> _TASK DETAILS_
Reproduce all the entries exactly.

Dataset records

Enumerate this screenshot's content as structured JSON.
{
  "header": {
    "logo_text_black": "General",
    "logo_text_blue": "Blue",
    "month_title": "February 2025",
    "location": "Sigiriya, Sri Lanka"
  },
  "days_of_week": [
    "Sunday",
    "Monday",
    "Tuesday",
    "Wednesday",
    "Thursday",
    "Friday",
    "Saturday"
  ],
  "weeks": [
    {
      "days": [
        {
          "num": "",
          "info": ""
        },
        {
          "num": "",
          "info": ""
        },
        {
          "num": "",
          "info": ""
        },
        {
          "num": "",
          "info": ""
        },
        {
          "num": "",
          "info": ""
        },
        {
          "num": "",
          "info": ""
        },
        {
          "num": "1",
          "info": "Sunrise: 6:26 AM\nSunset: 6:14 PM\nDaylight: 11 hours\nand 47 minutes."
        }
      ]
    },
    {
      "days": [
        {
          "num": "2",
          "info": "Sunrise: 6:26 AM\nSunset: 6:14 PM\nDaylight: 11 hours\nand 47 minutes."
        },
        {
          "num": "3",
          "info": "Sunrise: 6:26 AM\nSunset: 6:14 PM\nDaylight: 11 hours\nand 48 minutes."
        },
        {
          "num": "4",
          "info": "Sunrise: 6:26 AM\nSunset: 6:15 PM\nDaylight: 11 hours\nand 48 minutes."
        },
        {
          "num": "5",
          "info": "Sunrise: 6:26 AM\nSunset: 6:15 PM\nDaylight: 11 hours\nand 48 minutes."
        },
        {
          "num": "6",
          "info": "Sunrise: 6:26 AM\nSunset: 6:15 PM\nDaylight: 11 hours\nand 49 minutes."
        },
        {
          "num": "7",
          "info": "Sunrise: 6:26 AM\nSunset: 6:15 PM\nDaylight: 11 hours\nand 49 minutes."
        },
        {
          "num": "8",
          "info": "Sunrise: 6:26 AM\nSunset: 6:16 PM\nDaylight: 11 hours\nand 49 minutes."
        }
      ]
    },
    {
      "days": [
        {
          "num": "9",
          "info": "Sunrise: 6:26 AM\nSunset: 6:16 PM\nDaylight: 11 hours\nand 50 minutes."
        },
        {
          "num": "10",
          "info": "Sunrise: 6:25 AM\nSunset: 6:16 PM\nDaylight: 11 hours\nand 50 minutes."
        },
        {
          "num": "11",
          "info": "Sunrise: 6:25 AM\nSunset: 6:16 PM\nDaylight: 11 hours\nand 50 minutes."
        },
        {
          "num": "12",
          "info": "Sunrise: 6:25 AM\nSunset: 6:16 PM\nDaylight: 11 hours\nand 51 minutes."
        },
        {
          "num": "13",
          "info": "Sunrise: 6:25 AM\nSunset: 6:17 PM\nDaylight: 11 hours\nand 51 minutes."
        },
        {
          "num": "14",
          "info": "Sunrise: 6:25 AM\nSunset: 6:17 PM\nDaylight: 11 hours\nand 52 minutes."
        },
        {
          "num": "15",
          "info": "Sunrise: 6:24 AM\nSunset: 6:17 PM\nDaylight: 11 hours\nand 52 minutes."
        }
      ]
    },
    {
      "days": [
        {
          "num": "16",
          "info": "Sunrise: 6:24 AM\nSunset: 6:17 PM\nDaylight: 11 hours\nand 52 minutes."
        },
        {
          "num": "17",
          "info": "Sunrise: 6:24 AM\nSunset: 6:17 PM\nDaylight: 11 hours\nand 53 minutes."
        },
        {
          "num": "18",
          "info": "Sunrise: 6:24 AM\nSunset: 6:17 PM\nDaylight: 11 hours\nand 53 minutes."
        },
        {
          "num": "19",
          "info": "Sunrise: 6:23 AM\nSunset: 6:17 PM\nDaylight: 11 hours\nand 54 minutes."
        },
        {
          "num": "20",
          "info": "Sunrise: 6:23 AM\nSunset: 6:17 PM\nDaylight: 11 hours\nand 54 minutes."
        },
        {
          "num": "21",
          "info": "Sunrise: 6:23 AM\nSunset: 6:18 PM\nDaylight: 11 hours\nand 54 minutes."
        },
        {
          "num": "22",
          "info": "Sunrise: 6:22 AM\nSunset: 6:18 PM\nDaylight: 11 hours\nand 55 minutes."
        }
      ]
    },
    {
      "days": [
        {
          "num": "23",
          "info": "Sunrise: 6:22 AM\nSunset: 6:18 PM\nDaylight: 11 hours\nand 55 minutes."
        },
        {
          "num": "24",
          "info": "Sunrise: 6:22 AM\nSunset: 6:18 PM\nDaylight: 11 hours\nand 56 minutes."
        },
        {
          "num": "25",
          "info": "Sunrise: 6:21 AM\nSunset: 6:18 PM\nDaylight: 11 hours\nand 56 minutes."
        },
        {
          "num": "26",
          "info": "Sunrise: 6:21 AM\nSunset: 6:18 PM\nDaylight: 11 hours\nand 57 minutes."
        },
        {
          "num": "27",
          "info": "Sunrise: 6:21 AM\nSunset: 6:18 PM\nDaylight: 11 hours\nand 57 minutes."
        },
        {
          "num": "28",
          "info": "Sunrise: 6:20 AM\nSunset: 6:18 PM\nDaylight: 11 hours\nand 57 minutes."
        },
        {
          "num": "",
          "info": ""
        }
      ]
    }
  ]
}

> _OUTPUT BELOW_
Enumerate this screenshot's content as structured JSON.
{
  "header": {
    "logo_text_black": "General",
    "logo_text_blue": "Blue",
    "month_title": "February 2025",
    "location": "Sigiriya, Sri Lanka"
  },
  "days_of_week": [
    "Sunday",
    "Monday",
    "Tuesday",
    "Wednesday",
    "Thursday",
    "Friday",
    "Saturday"
  ],
  "weeks": [
    {
      "days": [
        {
          "num": "",
          "info": ""
        },
        {
          "num": "",
          "info": ""
        },
        {
          "num": "",
          "info": ""
        },
        {
          "num": "",
          "info": ""
        },
        {
          "num": "",
          "info": ""
        },
        {
          "num": "",
          "info": ""
        },
        {
          "num": "1",
          "info": "Sunrise: 6:26 AM\nSunset: 6:14 PM\nDaylight: 11 hours\nand 47 minutes."
        }
      ]
    },
    {
      "days": [
        {
          "num": "2",
          "info": "Sunrise: 6:26 AM\nSunset: 6:14 PM\nDaylight: 11 hours\nand 47 minutes."
        },
        {
          "num": "3",
          "info": "Sunrise: 6:26 AM\nSunset: 6:14 PM\nDaylight: 11 hours\nand 48 minutes."
        },
        {
          "num": "4",
          "info": "Sunrise: 6:26 AM\nSunset: 6:15 PM\nDaylight: 11 hours\nand 48 minutes."
        },
        {
          "num": "5",
          "info": "Sunrise: 6:26 AM\nSunset: 6:15 PM\nDaylight: 11 hours\nand 48 minutes."
        },
        {
          "num": "6",
          "info": "Sunrise: 6:26 AM\nSunset: 6:15 PM\nDaylight: 11 hours\nand 49 minutes."
        },
        {
          "num": "7",
          "info": "Sunrise: 6:26 AM\nSunset: 6:15 PM\nDaylight: 11 hours\nand 49 minutes."
        },
        {
          "num": "8",
          "info": "Sunrise: 6:26 AM\nSunset: 6:16 PM\nDaylight: 11 hours\nand 49 minutes."
        }
      ]
    },
    {
      "days": [
        {
          "num": "9",
          "info": "Sunrise: 6:26 AM\nSunset: 6:16 PM\nDaylight: 11 hours\nand 50 minutes."
        },
        {
          "num": "10",
          "info": "Sunrise: 6:25 AM\nSunset: 6:16 PM\nDaylight: 11 hours\nand 50 minutes."
        },
        {
          "num": "11",
          "info": "Sunrise: 6:25 AM\nSunset: 6:16 PM\nDaylight: 11 hours\nand 50 minutes."
        },
        {
          "num": "12",
          "info": "Sunrise: 6:25 AM\nSunset: 6:16 PM\nDaylight: 11 hours\nand 51 minutes."
        },
        {
          "num": "13",
          "info": "Sunrise: 6:25 AM\nSunset: 6:17 PM\nDaylight: 11 hours\nand 51 minutes."
        },
        {
          "num": "14",
          "info": "Sunrise: 6:25 AM\nSunset: 6:17 PM\nDaylight: 11 hours\nand 52 minutes."
        },
        {
          "num": "15",
          "info": "Sunrise: 6:24 AM\nSunset: 6:17 PM\nDaylight: 11 hours\nand 52 minutes."
        }
      ]
    },
    {
      "days": [
        {
          "num": "16",
          "info": "Sunrise: 6:24 AM\nSunset: 6:17 PM\nDaylight: 11 hours\nand 52 minutes."
        },
        {
          "num": "17",
          "info": "Sunrise: 6:24 AM\nSunset: 6:17 PM\nDaylight: 11 hours\nand 53 minutes."
        },
        {
          "num": "18",
          "info": "Sunrise: 6:24 AM\nSunset: 6:17 PM\nDaylight: 11 hours\nand 53 minutes."
        },
        {
          "num": "19",
          "info": "Sunrise: 6:23 AM\nSunset: 6:17 PM\nDaylight: 11 hours\nand 54 minutes."
        },
        {
          "num": "20",
          "info": "Sunrise: 6:23 AM\nSunset: 6:17 PM\nDaylight: 11 hours\nand 54 minutes."
        },
        {
          "num": "21",
          "info": "Sunrise: 6:23 AM\nSunset: 6:18 PM\nDaylight: 11 hours\nand 54 minutes."
        },
        {
          "num": "22",
          "info": "Sunrise: 6:22 AM\nSunset: 6:18 PM\nDaylight: 11 hours\nand 55 minutes."
        }
      ]
    },
    {
      "days": [
        {
          "num": "23",
          "info": "Sunrise: 6:22 AM\nSunset: 6:18 PM\nDaylight: 11 hours\nand 55 minutes."
        },
        {
          "num": "24",
          "info": "Sunrise: 6:22 AM\nSunset: 6:18 PM\nDaylight: 11 hours\nand 56 minutes."
        },
        {
          "num": "25",
          "info": "Sunrise: 6:21 AM\nSunset: 6:18 PM\nDaylight: 11 hours\nand 56 minutes."
        },
        {
          "num": "26",
          "info": "Sunrise: 6:21 AM\nSunset: 6:18 PM\nDaylight: 11 hours\nand 57 minutes."
        },
        {
          "num": "27",
          "info": "Sunrise: 6:21 AM\nSunset: 6:18 PM\nDaylight: 11 hours\nand 57 minutes."
        },
        {
          "num": "28",
          "info": "Sunrise: 6:20 AM\nSunset: 6:18 PM\nDaylight: 11 hours\nand 57 minutes."
        },
        {
          "num": "",
          "info": ""
        }
      ]
    }
  ]
}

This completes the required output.